- **THE EXERCISE**
Repeat all the material exactly; pictures stay out of your copy.

- **SUPPLIED ENTRIES**
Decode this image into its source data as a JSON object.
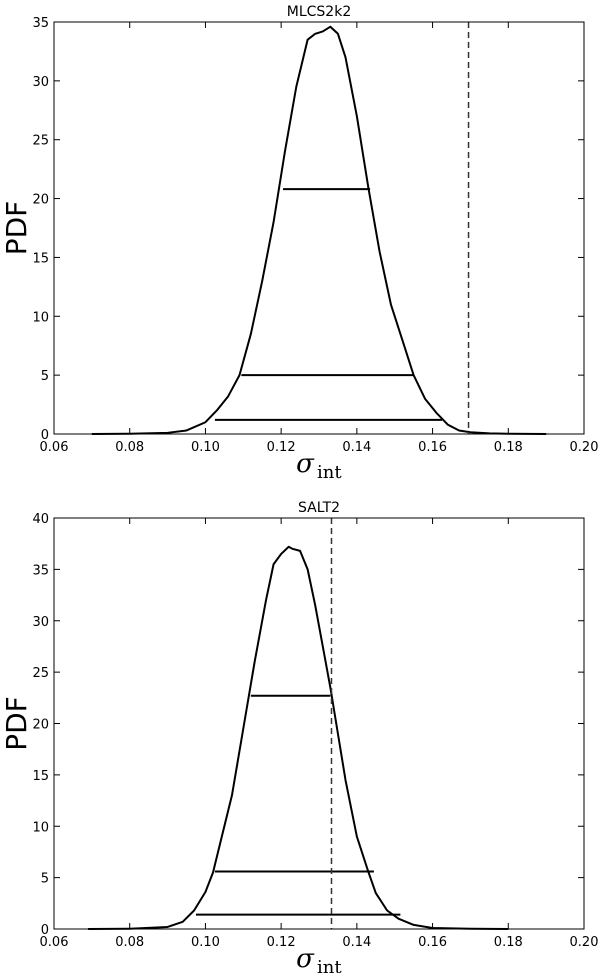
{
  "chart_data": [
    {
      "type": "line",
      "title": "MLCS2k2",
      "ylabel": "PDF",
      "xlabel": "σ",
      "xlabel_sub": "int",
      "xlim": [
        0.06,
        0.2
      ],
      "ylim": [
        0,
        35
      ],
      "xticks": [
        "0.06",
        "0.08",
        "0.10",
        "0.12",
        "0.14",
        "0.16",
        "0.18",
        "0.20"
      ],
      "yticks": [
        "0",
        "5",
        "10",
        "15",
        "20",
        "25",
        "30",
        "35"
      ],
      "grid": false,
      "series": [
        {
          "x": [
            0.07,
            0.08,
            0.09,
            0.095,
            0.1,
            0.103,
            0.106,
            0.109,
            0.112,
            0.115,
            0.118,
            0.121,
            0.124,
            0.127,
            0.129,
            0.131,
            0.133,
            0.135,
            0.137,
            0.14,
            0.143,
            0.146,
            0.149,
            0.152,
            0.155,
            0.158,
            0.161,
            0.164,
            0.167,
            0.17,
            0.175,
            0.18,
            0.19
          ],
          "y": [
            0.0,
            0.02,
            0.1,
            0.3,
            1.0,
            2.0,
            3.2,
            5.0,
            8.5,
            13.0,
            18.0,
            24.0,
            29.5,
            33.5,
            34.0,
            34.2,
            34.6,
            34.0,
            32.0,
            27.0,
            21.0,
            15.5,
            11.0,
            8.0,
            5.0,
            3.0,
            1.8,
            0.8,
            0.3,
            0.15,
            0.05,
            0.02,
            0.0
          ]
        }
      ],
      "levels": [
        {
          "y": 20.8,
          "x0": 0.1205,
          "x1": 0.1435
        },
        {
          "y": 5.0,
          "x0": 0.1095,
          "x1": 0.155
        },
        {
          "y": 1.2,
          "x0": 0.1025,
          "x1": 0.1625
        }
      ],
      "vline": {
        "x": 0.1695,
        "style": "dashed"
      }
    },
    {
      "type": "line",
      "title": "SALT2",
      "ylabel": "PDF",
      "xlabel": "σ",
      "xlabel_sub": "int",
      "xlim": [
        0.06,
        0.2
      ],
      "ylim": [
        0,
        40
      ],
      "xticks": [
        "0.06",
        "0.08",
        "0.10",
        "0.12",
        "0.14",
        "0.16",
        "0.18",
        "0.20"
      ],
      "yticks": [
        "0",
        "5",
        "10",
        "15",
        "20",
        "25",
        "30",
        "35",
        "40"
      ],
      "grid": false,
      "series": [
        {
          "x": [
            0.069,
            0.08,
            0.09,
            0.094,
            0.097,
            0.1,
            0.102,
            0.104,
            0.107,
            0.11,
            0.113,
            0.116,
            0.118,
            0.12,
            0.122,
            0.123,
            0.125,
            0.127,
            0.129,
            0.131,
            0.133,
            0.135,
            0.137,
            0.14,
            0.143,
            0.145,
            0.148,
            0.151,
            0.155,
            0.16,
            0.17,
            0.18
          ],
          "y": [
            0.0,
            0.02,
            0.2,
            0.7,
            1.8,
            3.6,
            5.5,
            8.5,
            13.0,
            19.5,
            26.0,
            32.0,
            35.5,
            36.5,
            37.2,
            37.0,
            36.8,
            35.0,
            31.5,
            27.5,
            23.5,
            19.0,
            14.5,
            9.0,
            5.6,
            3.5,
            1.8,
            1.0,
            0.4,
            0.1,
            0.02,
            0.0
          ]
        }
      ],
      "levels": [
        {
          "y": 22.7,
          "x0": 0.112,
          "x1": 0.133
        },
        {
          "y": 5.6,
          "x0": 0.1025,
          "x1": 0.1445
        },
        {
          "y": 1.4,
          "x0": 0.0975,
          "x1": 0.1515
        }
      ],
      "vline": {
        "x": 0.1333,
        "style": "dashed"
      }
    }
  ]
}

- **RESPONSE BELOW**
Decode this image into its source data as a JSON object.
{
  "chart_data": [
    {
      "type": "line",
      "title": "MLCS2k2",
      "ylabel": "PDF",
      "xlabel": "σ",
      "xlabel_sub": "int",
      "xlim": [
        0.06,
        0.2
      ],
      "ylim": [
        0,
        35
      ],
      "xticks": [
        "0.06",
        "0.08",
        "0.10",
        "0.12",
        "0.14",
        "0.16",
        "0.18",
        "0.20"
      ],
      "yticks": [
        "0",
        "5",
        "10",
        "15",
        "20",
        "25",
        "30",
        "35"
      ],
      "grid": false,
      "series": [
        {
          "x": [
            0.07,
            0.08,
            0.09,
            0.095,
            0.1,
            0.103,
            0.106,
            0.109,
            0.112,
            0.115,
            0.118,
            0.121,
            0.124,
            0.127,
            0.129,
            0.131,
            0.133,
            0.135,
            0.137,
            0.14,
            0.143,
            0.146,
            0.149,
            0.152,
            0.155,
            0.158,
            0.161,
            0.164,
            0.167,
            0.17,
            0.175,
            0.18,
            0.19
          ],
          "y": [
            0.0,
            0.02,
            0.1,
            0.3,
            1.0,
            2.0,
            3.2,
            5.0,
            8.5,
            13.0,
            18.0,
            24.0,
            29.5,
            33.5,
            34.0,
            34.2,
            34.6,
            34.0,
            32.0,
            27.0,
            21.0,
            15.5,
            11.0,
            8.0,
            5.0,
            3.0,
            1.8,
            0.8,
            0.3,
            0.15,
            0.05,
            0.02,
            0.0
          ]
        }
      ],
      "levels": [
        {
          "y": 20.8,
          "x0": 0.1205,
          "x1": 0.1435
        },
        {
          "y": 5.0,
          "x0": 0.1095,
          "x1": 0.155
        },
        {
          "y": 1.2,
          "x0": 0.1025,
          "x1": 0.1625
        }
      ],
      "vline": {
        "x": 0.1695,
        "style": "dashed"
      }
    },
    {
      "type": "line",
      "title": "SALT2",
      "ylabel": "PDF",
      "xlabel": "σ",
      "xlabel_sub": "int",
      "xlim": [
        0.06,
        0.2
      ],
      "ylim": [
        0,
        40
      ],
      "xticks": [
        "0.06",
        "0.08",
        "0.10",
        "0.12",
        "0.14",
        "0.16",
        "0.18",
        "0.20"
      ],
      "yticks": [
        "0",
        "5",
        "10",
        "15",
        "20",
        "25",
        "30",
        "35",
        "40"
      ],
      "grid": false,
      "series": [
        {
          "x": [
            0.069,
            0.08,
            0.09,
            0.094,
            0.097,
            0.1,
            0.102,
            0.104,
            0.107,
            0.11,
            0.113,
            0.116,
            0.118,
            0.12,
            0.122,
            0.123,
            0.125,
            0.127,
            0.129,
            0.131,
            0.133,
            0.135,
            0.137,
            0.14,
            0.143,
            0.145,
            0.148,
            0.151,
            0.155,
            0.16,
            0.17,
            0.18
          ],
          "y": [
            0.0,
            0.02,
            0.2,
            0.7,
            1.8,
            3.6,
            5.5,
            8.5,
            13.0,
            19.5,
            26.0,
            32.0,
            35.5,
            36.5,
            37.2,
            37.0,
            36.8,
            35.0,
            31.5,
            27.5,
            23.5,
            19.0,
            14.5,
            9.0,
            5.6,
            3.5,
            1.8,
            1.0,
            0.4,
            0.1,
            0.02,
            0.0
          ]
        }
      ],
      "levels": [
        {
          "y": 22.7,
          "x0": 0.112,
          "x1": 0.133
        },
        {
          "y": 5.6,
          "x0": 0.1025,
          "x1": 0.1445
        },
        {
          "y": 1.4,
          "x0": 0.0975,
          "x1": 0.1515
        }
      ],
      "vline": {
        "x": 0.1333,
        "style": "dashed"
      }
    }
  ]
}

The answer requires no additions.